Problem description: The entries below should be output exactly as written.

Items:
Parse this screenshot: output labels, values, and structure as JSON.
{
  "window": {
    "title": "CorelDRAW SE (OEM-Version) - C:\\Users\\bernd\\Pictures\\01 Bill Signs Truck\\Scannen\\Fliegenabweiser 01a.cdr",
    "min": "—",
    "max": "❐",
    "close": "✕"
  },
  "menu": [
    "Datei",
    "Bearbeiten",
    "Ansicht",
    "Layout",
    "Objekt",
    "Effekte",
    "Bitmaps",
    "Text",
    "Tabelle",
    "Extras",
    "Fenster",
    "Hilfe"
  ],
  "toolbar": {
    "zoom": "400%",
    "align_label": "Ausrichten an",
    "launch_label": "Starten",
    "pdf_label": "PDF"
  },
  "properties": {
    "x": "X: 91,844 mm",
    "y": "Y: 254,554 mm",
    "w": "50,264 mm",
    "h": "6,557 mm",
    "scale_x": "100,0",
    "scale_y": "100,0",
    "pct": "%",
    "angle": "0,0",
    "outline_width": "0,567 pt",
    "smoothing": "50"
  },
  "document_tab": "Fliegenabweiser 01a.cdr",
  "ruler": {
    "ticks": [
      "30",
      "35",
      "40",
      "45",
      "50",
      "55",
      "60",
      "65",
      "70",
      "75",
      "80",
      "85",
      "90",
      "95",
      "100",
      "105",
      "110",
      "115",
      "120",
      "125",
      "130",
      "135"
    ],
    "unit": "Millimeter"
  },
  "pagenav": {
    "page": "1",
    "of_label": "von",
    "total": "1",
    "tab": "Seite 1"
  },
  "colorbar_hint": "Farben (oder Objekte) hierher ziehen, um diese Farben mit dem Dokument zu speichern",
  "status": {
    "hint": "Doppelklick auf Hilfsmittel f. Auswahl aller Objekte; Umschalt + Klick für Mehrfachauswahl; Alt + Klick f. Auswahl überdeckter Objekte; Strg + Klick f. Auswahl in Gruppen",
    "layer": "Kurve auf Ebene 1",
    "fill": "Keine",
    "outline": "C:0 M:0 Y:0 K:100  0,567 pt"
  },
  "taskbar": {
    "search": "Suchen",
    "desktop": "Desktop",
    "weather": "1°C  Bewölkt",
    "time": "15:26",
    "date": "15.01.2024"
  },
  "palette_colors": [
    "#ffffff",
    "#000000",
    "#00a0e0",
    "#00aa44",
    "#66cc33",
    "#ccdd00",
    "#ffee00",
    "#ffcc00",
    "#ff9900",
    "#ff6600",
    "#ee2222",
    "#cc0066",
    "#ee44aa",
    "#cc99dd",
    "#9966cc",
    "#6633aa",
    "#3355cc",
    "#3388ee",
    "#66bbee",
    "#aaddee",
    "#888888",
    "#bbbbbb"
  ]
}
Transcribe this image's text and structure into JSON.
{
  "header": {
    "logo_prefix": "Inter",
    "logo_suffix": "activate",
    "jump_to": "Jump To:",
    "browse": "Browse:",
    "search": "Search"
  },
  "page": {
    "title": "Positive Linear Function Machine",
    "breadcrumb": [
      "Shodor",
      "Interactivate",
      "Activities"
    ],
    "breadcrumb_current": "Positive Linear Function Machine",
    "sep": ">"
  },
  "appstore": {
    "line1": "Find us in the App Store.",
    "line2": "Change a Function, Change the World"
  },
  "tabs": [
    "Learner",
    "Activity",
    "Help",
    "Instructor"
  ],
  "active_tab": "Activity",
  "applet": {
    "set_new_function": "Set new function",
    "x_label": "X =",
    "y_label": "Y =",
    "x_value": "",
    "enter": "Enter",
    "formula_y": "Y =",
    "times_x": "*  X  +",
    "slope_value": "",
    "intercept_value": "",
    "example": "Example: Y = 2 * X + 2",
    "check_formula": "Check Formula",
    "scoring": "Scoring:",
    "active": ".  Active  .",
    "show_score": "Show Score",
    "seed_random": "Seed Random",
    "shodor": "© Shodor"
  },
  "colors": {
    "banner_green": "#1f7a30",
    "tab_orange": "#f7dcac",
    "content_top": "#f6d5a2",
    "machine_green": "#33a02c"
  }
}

Task response:
Parse this screenshot: output labels, values, and structure as JSON.
{
  "window": {
    "title": "CorelDRAW SE (OEM-Version) - C:\\Users\\bernd\\Pictures\\01 Bill Signs Truck\\Scannen\\Fliegenabweiser 01a.cdr",
    "min": "—",
    "max": "❐",
    "close": "✕"
  },
  "menu": [
    "Datei",
    "Bearbeiten",
    "Ansicht",
    "Layout",
    "Objekt",
    "Effekte",
    "Bitmaps",
    "Text",
    "Tabelle",
    "Extras",
    "Fenster",
    "Hilfe"
  ],
  "toolbar": {
    "zoom": "400%",
    "align_label": "Ausrichten an",
    "launch_label": "Starten",
    "pdf_label": "PDF"
  },
  "properties": {
    "x": "X: 91,844 mm",
    "y": "Y: 254,554 mm",
    "w": "50,264 mm",
    "h": "6,557 mm",
    "scale_x": "100,0",
    "scale_y": "100,0",
    "pct": "%",
    "angle": "0,0",
    "outline_width": "0,567 pt",
    "smoothing": "50"
  },
  "document_tab": "Fliegenabweiser 01a.cdr",
  "ruler": {
    "ticks": [
      "30",
      "35",
      "40",
      "45",
      "50",
      "55",
      "60",
      "65",
      "70",
      "75",
      "80",
      "85",
      "90",
      "95",
      "100",
      "105",
      "110",
      "115",
      "120",
      "125",
      "130",
      "135"
    ],
    "unit": "Millimeter"
  },
  "pagenav": {
    "page": "1",
    "of_label": "von",
    "total": "1",
    "tab": "Seite 1"
  },
  "colorbar_hint": "Farben (oder Objekte) hierher ziehen, um diese Farben mit dem Dokument zu speichern",
  "status": {
    "hint": "Doppelklick auf Hilfsmittel f. Auswahl aller Objekte; Umschalt + Klick für Mehrfachauswahl; Alt + Klick f. Auswahl überdeckter Objekte; Strg + Klick f. Auswahl in Gruppen",
    "layer": "Kurve auf Ebene 1",
    "fill": "Keine",
    "outline": "C:0 M:0 Y:0 K:100  0,567 pt"
  },
  "taskbar": {
    "search": "Suchen",
    "desktop": "Desktop",
    "weather": "1°C  Bewölkt",
    "time": "15:26",
    "date": "15.01.2024"
  },
  "palette_colors": [
    "#ffffff",
    "#000000",
    "#00a0e0",
    "#00aa44",
    "#66cc33",
    "#ccdd00",
    "#ffee00",
    "#ffcc00",
    "#ff9900",
    "#ff6600",
    "#ee2222",
    "#cc0066",
    "#ee44aa",
    "#cc99dd",
    "#9966cc",
    "#6633aa",
    "#3355cc",
    "#3388ee",
    "#66bbee",
    "#aaddee",
    "#888888",
    "#bbbbbb"
  ]
}
Transcribe this image's text and structure into JSON.
{
  "header": {
    "logo_prefix": "Inter",
    "logo_suffix": "activate",
    "jump_to": "Jump To:",
    "browse": "Browse:",
    "search": "Search"
  },
  "page": {
    "title": "Positive Linear Function Machine",
    "breadcrumb": [
      "Shodor",
      "Interactivate",
      "Activities"
    ],
    "breadcrumb_current": "Positive Linear Function Machine",
    "sep": ">"
  },
  "appstore": {
    "line1": "Find us in the App Store.",
    "line2": "Change a Function, Change the World"
  },
  "tabs": [
    "Learner",
    "Activity",
    "Help",
    "Instructor"
  ],
  "active_tab": "Activity",
  "applet": {
    "set_new_function": "Set new function",
    "x_label": "X =",
    "y_label": "Y =",
    "x_value": "",
    "enter": "Enter",
    "formula_y": "Y =",
    "times_x": "*  X  +",
    "slope_value": "",
    "intercept_value": "",
    "example": "Example: Y = 2 * X + 2",
    "check_formula": "Check Formula",
    "scoring": "Scoring:",
    "active": ".  Active  .",
    "show_score": "Show Score",
    "seed_random": "Seed Random",
    "shodor": "© Shodor"
  },
  "colors": {
    "banner_green": "#1f7a30",
    "tab_orange": "#f7dcac",
    "content_top": "#f6d5a2",
    "machine_green": "#33a02c"
  }
}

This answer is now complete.